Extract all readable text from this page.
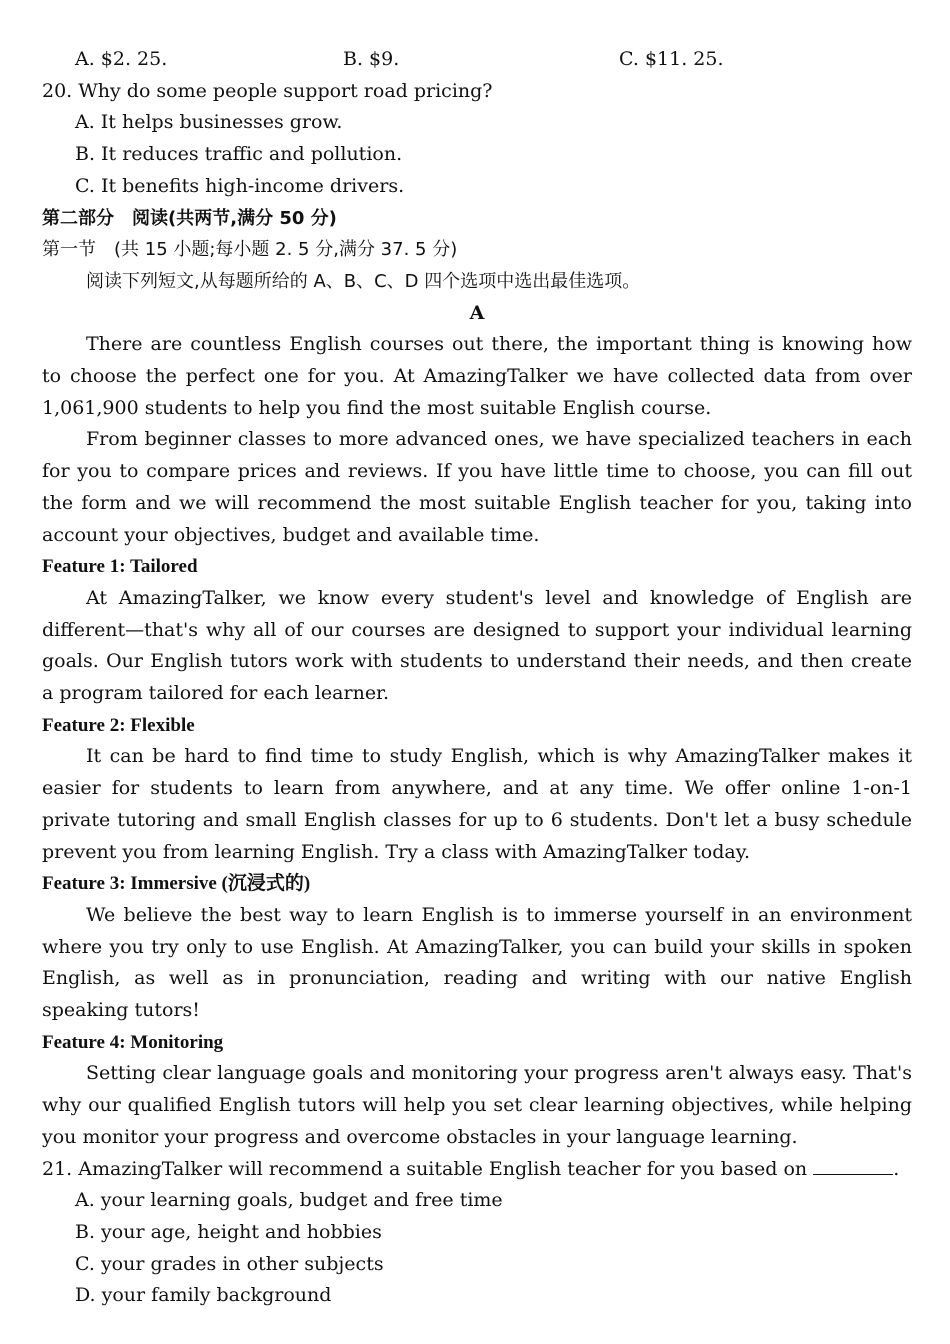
A. $2. 25.	B. $9.	C. $11. 25.
20. Why do some people support road pricing?
A. It helps businesses grow.
B. It reduces traffic and pollution.
C. It benefits high-income drivers.
第二部分　阅读(共两节,满分 50 分)
第一节　(共 15 小题;每小题 2. 5 分,满分 37. 5 分)
阅读下列短文,从每题所给的 A、B、C、D 四个选项中选出最佳选项。
A

There are countless English courses out there, the important thing is knowing how to choose the perfect one for you. At AmazingTalker we have collected data from over 1,061,900 students to help you find the most suitable English course.

From beginner classes to more advanced ones, we have specialized teachers in each for you to compare prices and reviews. If you have little time to choose, you can fill out the form and we will recommend the most suitable English teacher for you, taking into account your objectives, budget and available time.

Feature 1: Tailored

At AmazingTalker, we know every student's level and knowledge of English are different—that's why all of our courses are designed to support your individual learning goals. Our English tutors work with students to understand their needs, and then create a program tailored for each learner.

Feature 2: Flexible

It can be hard to find time to study English, which is why AmazingTalker makes it easier for students to learn from anywhere, and at any time. We offer online 1-on-1 private tutoring and small English classes for up to 6 students. Don't let a busy schedule prevent you from learning English. Try a class with AmazingTalker today.

Feature 3: Immersive (沉浸式的)

We believe the best way to learn English is to immerse yourself in an environment where you try only to use English. At AmazingTalker, you can build your skills in spoken English, as well as in pronunciation, reading and writing with our native English speaking tutors!

Feature 4: Monitoring

Setting clear language goals and monitoring your progress aren't always easy. That's why our qualified English tutors will help you set clear learning objectives, while helping you monitor your progress and overcome obstacles in your language learning.

21. AmazingTalker will recommend a suitable English teacher for you based on	.
A. your learning goals, budget and free time
B. your age, height and hobbies
C. your grades in other subjects
D. your family background
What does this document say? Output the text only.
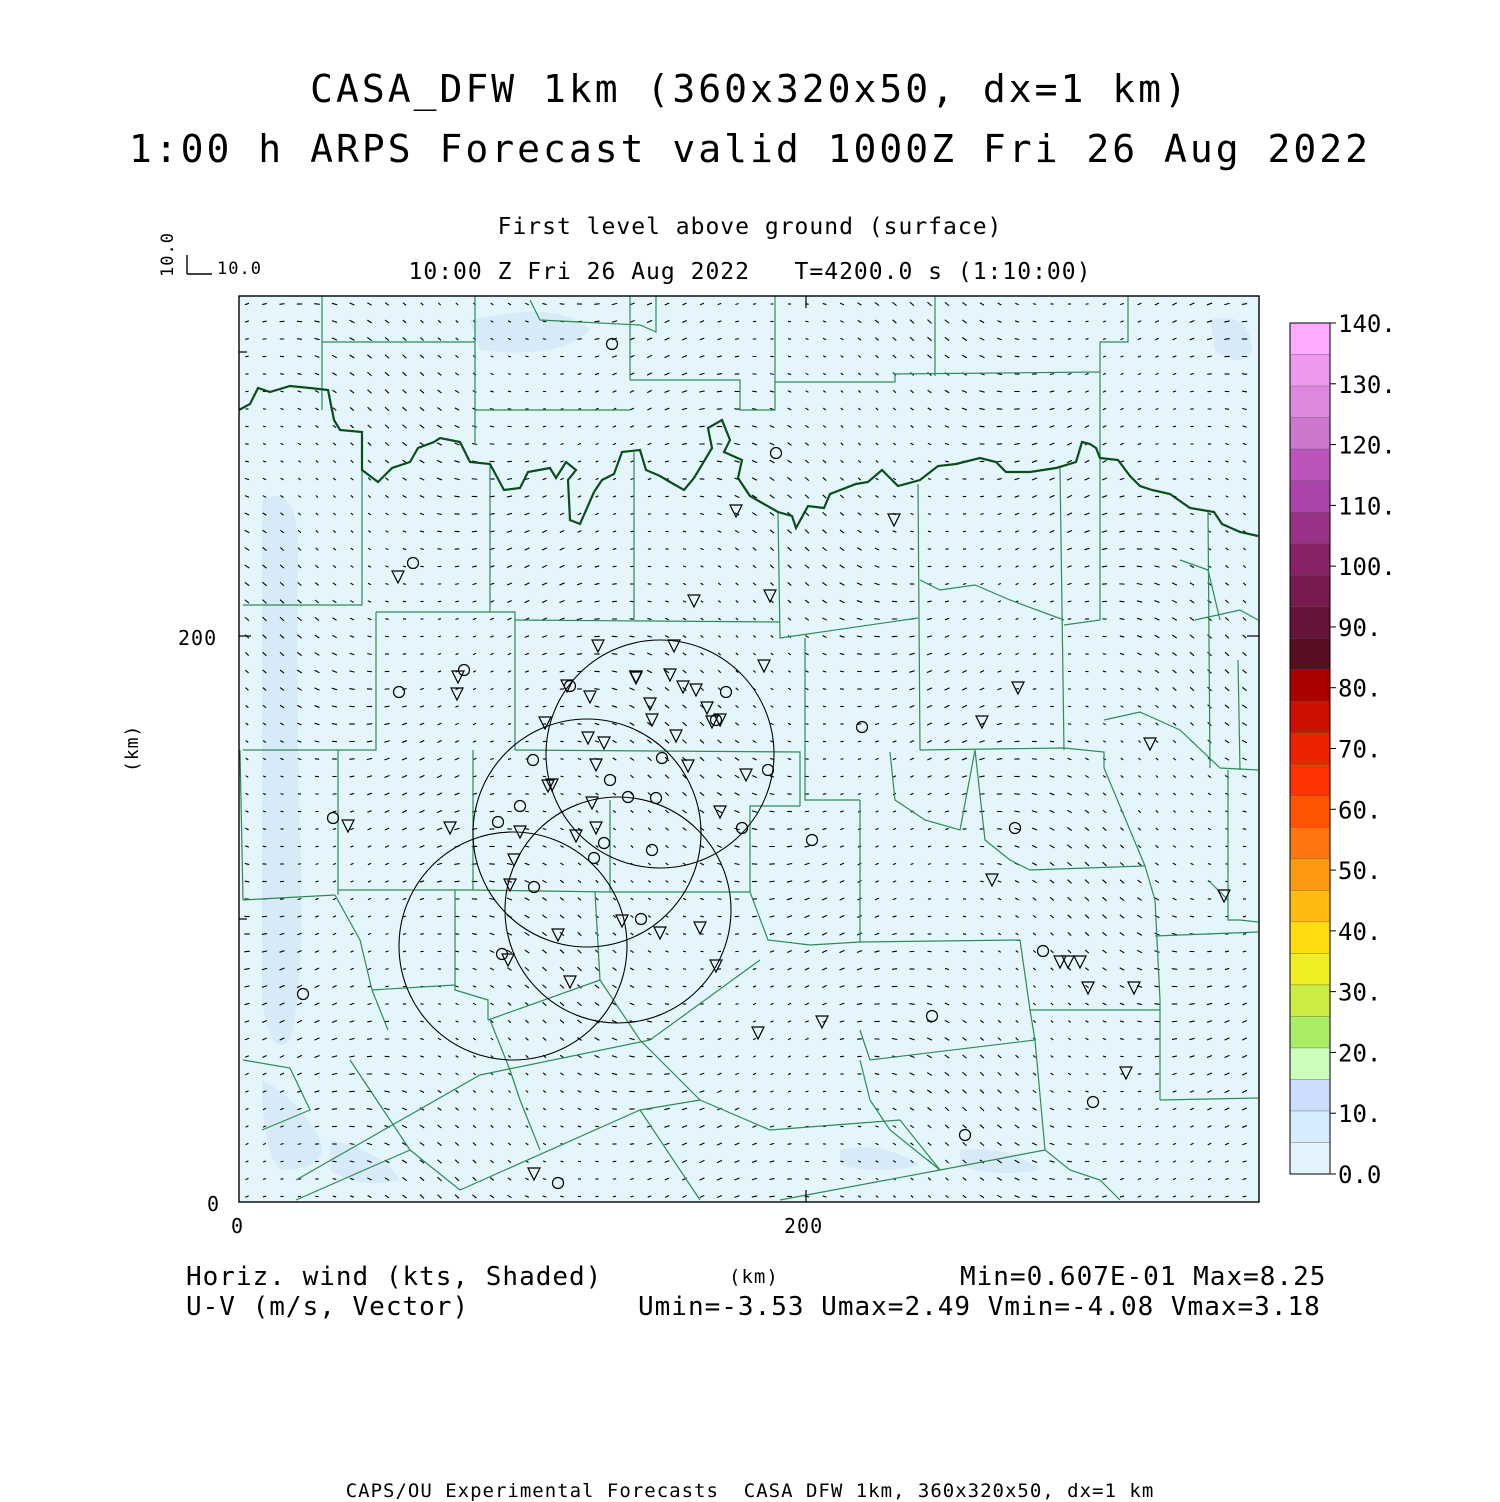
CASA_DFW 1km (360x320x50, dx=1 km)
1:00 h ARPS Forecast valid 1000Z Fri 26 Aug 2022
First level above ground (surface)
10:00 Z Fri 26 Aug 2022   T=4200.0 s (1:10:00)
10.0
10.0
200
0
0	200
(km)
Horiz. wind (kts, Shaded)
U-V (m/s, Vector)
(km)	Min=0.607E-01 Max=8.25
Umin=-3.53 Umax=2.49 Vmin=-4.08 Vmax=3.18
CAPS/OU Experimental Forecasts  CASA DFW 1km, 360x320x50, dx=1 km
140.
130.
120.
110.
100.
90.
80.
70.
60.
50.
40.
30.
20.
10.
0.0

_ _ _ _

- Exercise objective
Each record above should come back exactly the same, only without its pictures.

- Solution to the problem
Extract all readable text from this page.
A. $2. 25.	B. $9.	C. $11. 25.
20. Why do some people support road pricing?
A. It helps businesses grow.
B. It reduces traffic and pollution.
C. It benefits high-income drivers.
第二部分　阅读(共两节,满分 50 分)
第一节　(共 15 小题;每小题 2. 5 分,满分 37. 5 分)
阅读下列短文,从每题所给的 A、B、C、D 四个选项中选出最佳选项。
A

There are countless English courses out there, the important thing is knowing how to choose the perfect one for you. At AmazingTalker we have collected data from over 1,061,900 students to help you find the most suitable English course.

From beginner classes to more advanced ones, we have specialized teachers in each for you to compare prices and reviews. If you have little time to choose, you can fill out the form and we will recommend the most suitable English teacher for you, taking into account your objectives, budget and available time.

Feature 1: Tailored

At AmazingTalker, we know every student's level and knowledge of English are different—that's why all of our courses are designed to support your individual learning goals. Our English tutors work with students to understand their needs, and then create a program tailored for each learner.

Feature 2: Flexible

It can be hard to find time to study English, which is why AmazingTalker makes it easier for students to learn from anywhere, and at any time. We offer online 1-on-1 private tutoring and small English classes for up to 6 students. Don't let a busy schedule prevent you from learning English. Try a class with AmazingTalker today.

Feature 3: Immersive (沉浸式的)

We believe the best way to learn English is to immerse yourself in an environment where you try only to use English. At AmazingTalker, you can build your skills in spoken English, as well as in pronunciation, reading and writing with our native English speaking tutors!

Feature 4: Monitoring

Setting clear language goals and monitoring your progress aren't always easy. That's why our qualified English tutors will help you set clear learning objectives, while helping you monitor your progress and overcome obstacles in your language learning.

21. AmazingTalker will recommend a suitable English teacher for you based on	.
A. your learning goals, budget and free time
B. your age, height and hobbies
C. your grades in other subjects
D. your family background
What does this document say? Output the text only.
CASA_DFW 1km (360x320x50, dx=1 km)
1:00 h ARPS Forecast valid 1000Z Fri 26 Aug 2022
First level above ground (surface)
10:00 Z Fri 26 Aug 2022   T=4200.0 s (1:10:00)
10.0
10.0
200
0
0	200
(km)
Horiz. wind (kts, Shaded)
U-V (m/s, Vector)
(km)	Min=0.607E-01 Max=8.25
Umin=-3.53 Umax=2.49 Vmin=-4.08 Vmax=3.18
CAPS/OU Experimental Forecasts  CASA DFW 1km, 360x320x50, dx=1 km
140.
130.
120.
110.
100.
90.
80.
70.
60.
50.
40.
30.
20.
10.
0.0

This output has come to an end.